**PROVIDED DATA**.
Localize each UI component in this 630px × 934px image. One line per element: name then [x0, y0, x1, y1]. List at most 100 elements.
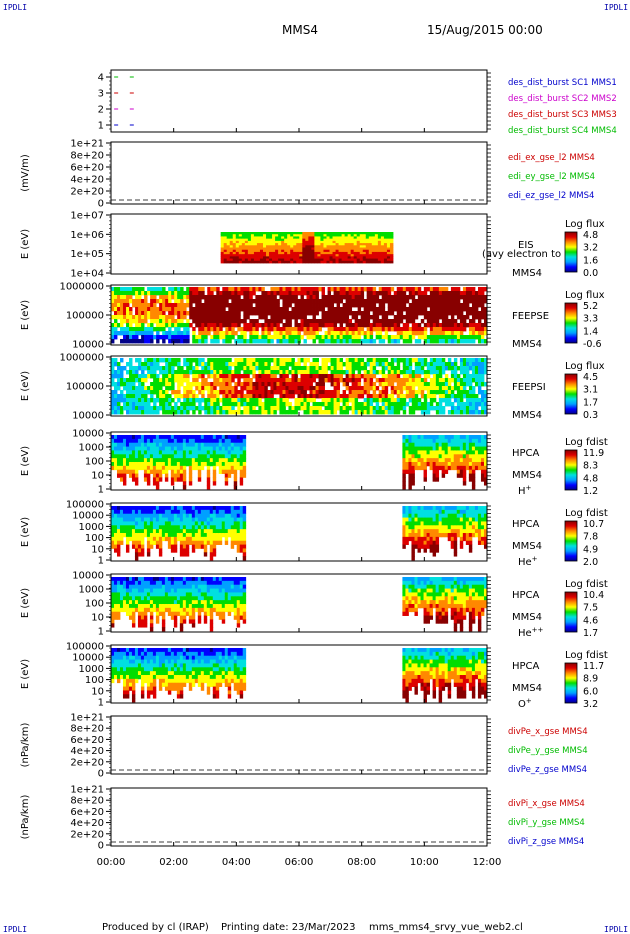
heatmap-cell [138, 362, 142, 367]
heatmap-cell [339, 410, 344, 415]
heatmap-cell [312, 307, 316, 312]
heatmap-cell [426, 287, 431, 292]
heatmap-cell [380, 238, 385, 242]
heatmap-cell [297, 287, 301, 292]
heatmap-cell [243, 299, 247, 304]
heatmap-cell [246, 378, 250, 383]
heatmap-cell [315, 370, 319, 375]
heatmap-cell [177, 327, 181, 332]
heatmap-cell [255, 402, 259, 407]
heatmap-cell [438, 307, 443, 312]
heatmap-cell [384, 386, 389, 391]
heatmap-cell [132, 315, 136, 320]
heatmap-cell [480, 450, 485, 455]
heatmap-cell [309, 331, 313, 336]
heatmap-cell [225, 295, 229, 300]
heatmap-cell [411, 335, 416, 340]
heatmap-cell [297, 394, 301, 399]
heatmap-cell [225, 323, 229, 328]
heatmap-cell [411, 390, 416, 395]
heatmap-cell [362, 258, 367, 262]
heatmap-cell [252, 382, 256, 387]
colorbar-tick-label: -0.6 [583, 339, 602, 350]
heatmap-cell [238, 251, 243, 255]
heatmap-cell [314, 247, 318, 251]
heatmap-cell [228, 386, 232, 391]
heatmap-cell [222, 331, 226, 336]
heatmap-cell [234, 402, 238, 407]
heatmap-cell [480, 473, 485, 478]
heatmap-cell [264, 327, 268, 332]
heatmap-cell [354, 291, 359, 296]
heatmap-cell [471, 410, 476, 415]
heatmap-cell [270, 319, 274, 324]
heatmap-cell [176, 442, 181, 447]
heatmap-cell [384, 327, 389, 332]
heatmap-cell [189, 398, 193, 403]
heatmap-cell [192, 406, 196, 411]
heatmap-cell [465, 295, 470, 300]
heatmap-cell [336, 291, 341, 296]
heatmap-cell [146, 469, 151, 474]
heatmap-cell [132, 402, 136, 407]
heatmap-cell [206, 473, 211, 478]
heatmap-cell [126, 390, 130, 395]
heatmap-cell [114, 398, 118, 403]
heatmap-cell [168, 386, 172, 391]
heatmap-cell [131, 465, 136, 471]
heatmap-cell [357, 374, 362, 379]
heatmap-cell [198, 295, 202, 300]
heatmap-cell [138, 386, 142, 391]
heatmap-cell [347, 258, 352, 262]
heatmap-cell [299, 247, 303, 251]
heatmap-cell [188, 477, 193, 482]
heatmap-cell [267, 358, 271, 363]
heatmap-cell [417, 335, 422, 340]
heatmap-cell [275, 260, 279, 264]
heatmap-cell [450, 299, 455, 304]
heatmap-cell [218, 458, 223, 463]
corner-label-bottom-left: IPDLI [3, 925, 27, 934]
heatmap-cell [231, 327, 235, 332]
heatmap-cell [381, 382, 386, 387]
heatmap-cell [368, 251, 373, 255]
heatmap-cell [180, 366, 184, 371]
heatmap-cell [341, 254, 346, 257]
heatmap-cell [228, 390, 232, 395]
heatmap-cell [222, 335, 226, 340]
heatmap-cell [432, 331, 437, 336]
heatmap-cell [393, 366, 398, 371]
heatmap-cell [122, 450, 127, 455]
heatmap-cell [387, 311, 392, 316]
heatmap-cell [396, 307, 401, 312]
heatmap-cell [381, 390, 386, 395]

**GOAL**. Retype the items verbatim, starting at the line that contains "heatmap-cell [138, 362, 142, 367]" and stopping after the line that contains "heatmap-cell [206, 473, 211, 478]".

**WRITTEN ANSWER**.
heatmap-cell [138, 362, 142, 367]
heatmap-cell [339, 410, 344, 415]
heatmap-cell [312, 307, 316, 312]
heatmap-cell [426, 287, 431, 292]
heatmap-cell [380, 238, 385, 242]
heatmap-cell [297, 287, 301, 292]
heatmap-cell [243, 299, 247, 304]
heatmap-cell [246, 378, 250, 383]
heatmap-cell [315, 370, 319, 375]
heatmap-cell [177, 327, 181, 332]
heatmap-cell [255, 402, 259, 407]
heatmap-cell [438, 307, 443, 312]
heatmap-cell [384, 386, 389, 391]
heatmap-cell [132, 315, 136, 320]
heatmap-cell [480, 450, 485, 455]
heatmap-cell [309, 331, 313, 336]
heatmap-cell [225, 295, 229, 300]
heatmap-cell [411, 335, 416, 340]
heatmap-cell [297, 394, 301, 399]
heatmap-cell [225, 323, 229, 328]
heatmap-cell [411, 390, 416, 395]
heatmap-cell [362, 258, 367, 262]
heatmap-cell [252, 382, 256, 387]
colorbar-tick-label: -0.6 [583, 339, 602, 350]
heatmap-cell [238, 251, 243, 255]
heatmap-cell [314, 247, 318, 251]
heatmap-cell [228, 386, 232, 391]
heatmap-cell [222, 331, 226, 336]
heatmap-cell [234, 402, 238, 407]
heatmap-cell [480, 473, 485, 478]
heatmap-cell [264, 327, 268, 332]
heatmap-cell [354, 291, 359, 296]
heatmap-cell [471, 410, 476, 415]
heatmap-cell [270, 319, 274, 324]
heatmap-cell [176, 442, 181, 447]
heatmap-cell [384, 327, 389, 332]
heatmap-cell [189, 398, 193, 403]
heatmap-cell [192, 406, 196, 411]
heatmap-cell [465, 295, 470, 300]
heatmap-cell [336, 291, 341, 296]
heatmap-cell [146, 469, 151, 474]
heatmap-cell [132, 402, 136, 407]
heatmap-cell [206, 473, 211, 478]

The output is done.